Written instruction
Please copy out the records below exactly, from the start through the line containing "rank-badge: 19: [83, 756, 112, 784]".

Element boundary records
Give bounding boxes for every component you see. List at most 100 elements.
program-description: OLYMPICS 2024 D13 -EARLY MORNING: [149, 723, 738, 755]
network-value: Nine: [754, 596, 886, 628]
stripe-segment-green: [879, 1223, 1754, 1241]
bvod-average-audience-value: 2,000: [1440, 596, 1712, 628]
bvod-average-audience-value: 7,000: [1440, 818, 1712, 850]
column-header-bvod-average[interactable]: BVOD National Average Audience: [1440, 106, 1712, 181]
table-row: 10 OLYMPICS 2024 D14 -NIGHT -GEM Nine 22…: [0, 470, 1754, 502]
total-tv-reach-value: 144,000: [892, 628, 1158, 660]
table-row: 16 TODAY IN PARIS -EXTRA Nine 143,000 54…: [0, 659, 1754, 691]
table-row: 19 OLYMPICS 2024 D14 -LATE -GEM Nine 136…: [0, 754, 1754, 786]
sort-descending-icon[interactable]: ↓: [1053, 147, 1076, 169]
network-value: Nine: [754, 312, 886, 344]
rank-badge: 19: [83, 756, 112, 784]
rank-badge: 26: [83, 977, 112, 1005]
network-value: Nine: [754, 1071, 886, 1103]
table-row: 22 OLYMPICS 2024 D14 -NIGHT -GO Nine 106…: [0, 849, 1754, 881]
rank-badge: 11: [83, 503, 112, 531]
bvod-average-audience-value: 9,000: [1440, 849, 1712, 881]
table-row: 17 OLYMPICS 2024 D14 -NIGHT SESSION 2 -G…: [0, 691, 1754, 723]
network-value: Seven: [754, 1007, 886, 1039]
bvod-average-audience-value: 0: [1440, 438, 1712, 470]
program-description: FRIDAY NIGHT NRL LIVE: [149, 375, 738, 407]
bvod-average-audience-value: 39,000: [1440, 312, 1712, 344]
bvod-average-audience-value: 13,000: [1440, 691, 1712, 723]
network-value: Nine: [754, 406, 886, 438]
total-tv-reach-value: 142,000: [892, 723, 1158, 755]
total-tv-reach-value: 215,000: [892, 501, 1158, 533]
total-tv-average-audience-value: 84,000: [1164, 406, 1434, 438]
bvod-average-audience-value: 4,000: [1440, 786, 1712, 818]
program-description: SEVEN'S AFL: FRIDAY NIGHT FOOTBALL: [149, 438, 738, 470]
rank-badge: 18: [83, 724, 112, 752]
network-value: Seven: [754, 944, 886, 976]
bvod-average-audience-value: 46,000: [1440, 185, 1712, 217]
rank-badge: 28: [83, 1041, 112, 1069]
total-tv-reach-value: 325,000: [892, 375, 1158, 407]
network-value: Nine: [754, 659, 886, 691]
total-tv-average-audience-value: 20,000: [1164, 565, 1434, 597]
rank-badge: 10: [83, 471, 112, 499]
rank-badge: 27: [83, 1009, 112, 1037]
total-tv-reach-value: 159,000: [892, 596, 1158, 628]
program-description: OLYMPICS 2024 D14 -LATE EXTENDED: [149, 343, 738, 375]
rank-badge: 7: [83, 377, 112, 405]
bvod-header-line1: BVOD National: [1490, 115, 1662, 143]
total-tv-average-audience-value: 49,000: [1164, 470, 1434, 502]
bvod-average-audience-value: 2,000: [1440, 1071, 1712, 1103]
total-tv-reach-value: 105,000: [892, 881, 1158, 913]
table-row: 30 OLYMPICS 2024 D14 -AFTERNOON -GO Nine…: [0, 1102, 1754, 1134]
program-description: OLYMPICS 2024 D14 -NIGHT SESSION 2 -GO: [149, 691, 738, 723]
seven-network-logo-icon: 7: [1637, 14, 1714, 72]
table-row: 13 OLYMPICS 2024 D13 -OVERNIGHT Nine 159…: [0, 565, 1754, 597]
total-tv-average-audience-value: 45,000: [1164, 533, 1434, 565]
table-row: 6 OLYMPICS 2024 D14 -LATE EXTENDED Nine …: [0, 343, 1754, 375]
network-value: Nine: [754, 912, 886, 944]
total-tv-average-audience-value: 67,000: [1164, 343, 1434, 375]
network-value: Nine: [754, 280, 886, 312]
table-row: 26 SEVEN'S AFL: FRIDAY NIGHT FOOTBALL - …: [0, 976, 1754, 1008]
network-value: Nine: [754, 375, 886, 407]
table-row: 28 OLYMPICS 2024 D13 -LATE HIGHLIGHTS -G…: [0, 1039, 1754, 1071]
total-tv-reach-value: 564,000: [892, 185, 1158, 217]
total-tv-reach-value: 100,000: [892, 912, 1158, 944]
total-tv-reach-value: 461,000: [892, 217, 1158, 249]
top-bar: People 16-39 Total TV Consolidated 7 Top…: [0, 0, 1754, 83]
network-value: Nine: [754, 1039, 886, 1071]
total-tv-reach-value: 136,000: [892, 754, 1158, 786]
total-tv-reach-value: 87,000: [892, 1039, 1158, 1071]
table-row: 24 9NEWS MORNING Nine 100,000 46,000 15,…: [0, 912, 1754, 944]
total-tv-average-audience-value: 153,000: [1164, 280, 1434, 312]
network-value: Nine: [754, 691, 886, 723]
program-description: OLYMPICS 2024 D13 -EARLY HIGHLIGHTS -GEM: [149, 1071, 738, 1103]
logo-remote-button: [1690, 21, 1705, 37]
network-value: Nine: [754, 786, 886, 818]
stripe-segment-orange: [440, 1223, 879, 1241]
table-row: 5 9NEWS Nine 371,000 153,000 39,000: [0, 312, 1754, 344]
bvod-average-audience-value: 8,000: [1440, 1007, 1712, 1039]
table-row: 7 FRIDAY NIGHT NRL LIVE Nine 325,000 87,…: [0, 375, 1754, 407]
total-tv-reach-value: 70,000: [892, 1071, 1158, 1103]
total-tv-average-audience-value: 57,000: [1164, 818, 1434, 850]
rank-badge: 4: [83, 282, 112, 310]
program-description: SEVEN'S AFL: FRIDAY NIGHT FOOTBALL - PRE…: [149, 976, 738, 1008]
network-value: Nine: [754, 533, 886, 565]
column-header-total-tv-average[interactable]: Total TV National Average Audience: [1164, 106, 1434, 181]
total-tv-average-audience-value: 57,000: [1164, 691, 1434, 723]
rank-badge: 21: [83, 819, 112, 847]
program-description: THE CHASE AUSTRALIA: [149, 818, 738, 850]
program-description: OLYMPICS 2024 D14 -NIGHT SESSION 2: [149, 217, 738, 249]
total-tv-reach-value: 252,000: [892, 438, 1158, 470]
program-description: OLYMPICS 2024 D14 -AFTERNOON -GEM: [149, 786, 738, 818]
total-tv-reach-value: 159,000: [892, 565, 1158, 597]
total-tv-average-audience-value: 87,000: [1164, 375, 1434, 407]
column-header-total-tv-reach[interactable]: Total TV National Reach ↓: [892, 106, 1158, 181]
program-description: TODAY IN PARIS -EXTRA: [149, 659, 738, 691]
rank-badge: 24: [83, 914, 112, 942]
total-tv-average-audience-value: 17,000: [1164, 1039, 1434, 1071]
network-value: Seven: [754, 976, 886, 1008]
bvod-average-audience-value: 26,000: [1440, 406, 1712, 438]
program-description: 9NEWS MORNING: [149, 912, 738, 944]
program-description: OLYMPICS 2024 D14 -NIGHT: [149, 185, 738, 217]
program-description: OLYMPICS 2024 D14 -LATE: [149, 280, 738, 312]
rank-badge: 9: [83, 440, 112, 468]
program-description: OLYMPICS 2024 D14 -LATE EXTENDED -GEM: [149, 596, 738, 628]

Completed exercise
Give bounding boxes for every component you see. List at most 100 elements.
program-description: OLYMPICS 2024 D13 -EARLY MORNING: [149, 723, 738, 755]
network-value: Nine: [754, 596, 886, 628]
stripe-segment-green: [879, 1223, 1754, 1241]
bvod-average-audience-value: 2,000: [1440, 596, 1712, 628]
bvod-average-audience-value: 7,000: [1440, 818, 1712, 850]
column-header-bvod-average[interactable]: BVOD National Average Audience: [1440, 106, 1712, 181]
table-row: 10 OLYMPICS 2024 D14 -NIGHT -GEM Nine 22…: [0, 470, 1754, 502]
total-tv-reach-value: 144,000: [892, 628, 1158, 660]
table-row: 16 TODAY IN PARIS -EXTRA Nine 143,000 54…: [0, 659, 1754, 691]
table-row: 19 OLYMPICS 2024 D14 -LATE -GEM Nine 136…: [0, 754, 1754, 786]
sort-descending-icon[interactable]: ↓: [1053, 147, 1076, 169]
network-value: Nine: [754, 312, 886, 344]
rank-badge: 19: [83, 756, 112, 784]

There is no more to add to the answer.